# [EXERCISE GOAL]
Write out each line from the data below that includes the word "label".

----

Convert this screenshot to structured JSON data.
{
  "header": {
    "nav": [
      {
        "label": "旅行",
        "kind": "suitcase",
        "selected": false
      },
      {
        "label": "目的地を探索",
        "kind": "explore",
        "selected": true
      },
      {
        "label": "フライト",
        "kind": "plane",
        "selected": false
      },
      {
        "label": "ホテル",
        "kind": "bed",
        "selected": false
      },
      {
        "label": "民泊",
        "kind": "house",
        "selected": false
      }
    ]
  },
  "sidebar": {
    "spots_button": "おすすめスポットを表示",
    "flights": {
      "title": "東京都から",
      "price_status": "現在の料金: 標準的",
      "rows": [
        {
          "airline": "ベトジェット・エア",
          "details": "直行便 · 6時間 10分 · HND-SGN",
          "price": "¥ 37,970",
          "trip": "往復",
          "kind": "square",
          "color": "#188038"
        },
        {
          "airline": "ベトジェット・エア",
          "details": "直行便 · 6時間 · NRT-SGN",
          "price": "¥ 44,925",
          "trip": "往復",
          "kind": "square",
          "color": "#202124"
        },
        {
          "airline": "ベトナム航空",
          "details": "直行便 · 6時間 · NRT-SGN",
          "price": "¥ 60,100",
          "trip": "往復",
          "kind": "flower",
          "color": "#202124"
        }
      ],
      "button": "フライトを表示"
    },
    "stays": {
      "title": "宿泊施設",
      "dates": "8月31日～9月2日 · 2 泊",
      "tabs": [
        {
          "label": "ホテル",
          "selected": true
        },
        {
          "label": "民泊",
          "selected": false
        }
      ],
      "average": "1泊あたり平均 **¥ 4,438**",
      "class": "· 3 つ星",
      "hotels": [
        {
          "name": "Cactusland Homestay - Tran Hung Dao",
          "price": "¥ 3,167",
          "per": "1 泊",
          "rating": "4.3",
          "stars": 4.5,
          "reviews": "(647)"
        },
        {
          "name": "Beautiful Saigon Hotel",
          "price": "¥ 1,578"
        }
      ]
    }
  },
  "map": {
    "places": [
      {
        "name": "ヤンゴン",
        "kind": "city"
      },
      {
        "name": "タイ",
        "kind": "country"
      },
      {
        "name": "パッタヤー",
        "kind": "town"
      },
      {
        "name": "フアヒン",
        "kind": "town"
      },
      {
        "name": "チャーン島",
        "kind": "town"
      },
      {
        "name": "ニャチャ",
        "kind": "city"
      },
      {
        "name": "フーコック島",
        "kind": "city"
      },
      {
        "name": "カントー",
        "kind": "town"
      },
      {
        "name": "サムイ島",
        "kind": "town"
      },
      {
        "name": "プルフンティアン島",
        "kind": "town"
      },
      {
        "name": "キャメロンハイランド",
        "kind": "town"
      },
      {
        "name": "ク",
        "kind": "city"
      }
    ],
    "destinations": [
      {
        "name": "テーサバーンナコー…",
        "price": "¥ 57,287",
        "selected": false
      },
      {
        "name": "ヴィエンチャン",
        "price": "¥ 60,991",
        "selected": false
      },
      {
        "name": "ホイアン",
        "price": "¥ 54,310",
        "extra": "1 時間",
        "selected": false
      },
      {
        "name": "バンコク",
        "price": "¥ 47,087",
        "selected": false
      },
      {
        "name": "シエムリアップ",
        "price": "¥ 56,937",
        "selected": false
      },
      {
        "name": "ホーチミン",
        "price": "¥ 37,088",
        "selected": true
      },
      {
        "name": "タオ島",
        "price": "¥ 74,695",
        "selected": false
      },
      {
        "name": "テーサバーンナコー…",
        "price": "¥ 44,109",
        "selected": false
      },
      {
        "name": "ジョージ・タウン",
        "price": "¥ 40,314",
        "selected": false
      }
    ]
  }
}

----

# [OUTPUT BELOW]
        "label": "旅行",
        "label": "目的地を探索",
        "label": "フライト",
        "label": "ホテル",
        "label": "民泊",
          "label": "ホテル",
          "label": "民泊",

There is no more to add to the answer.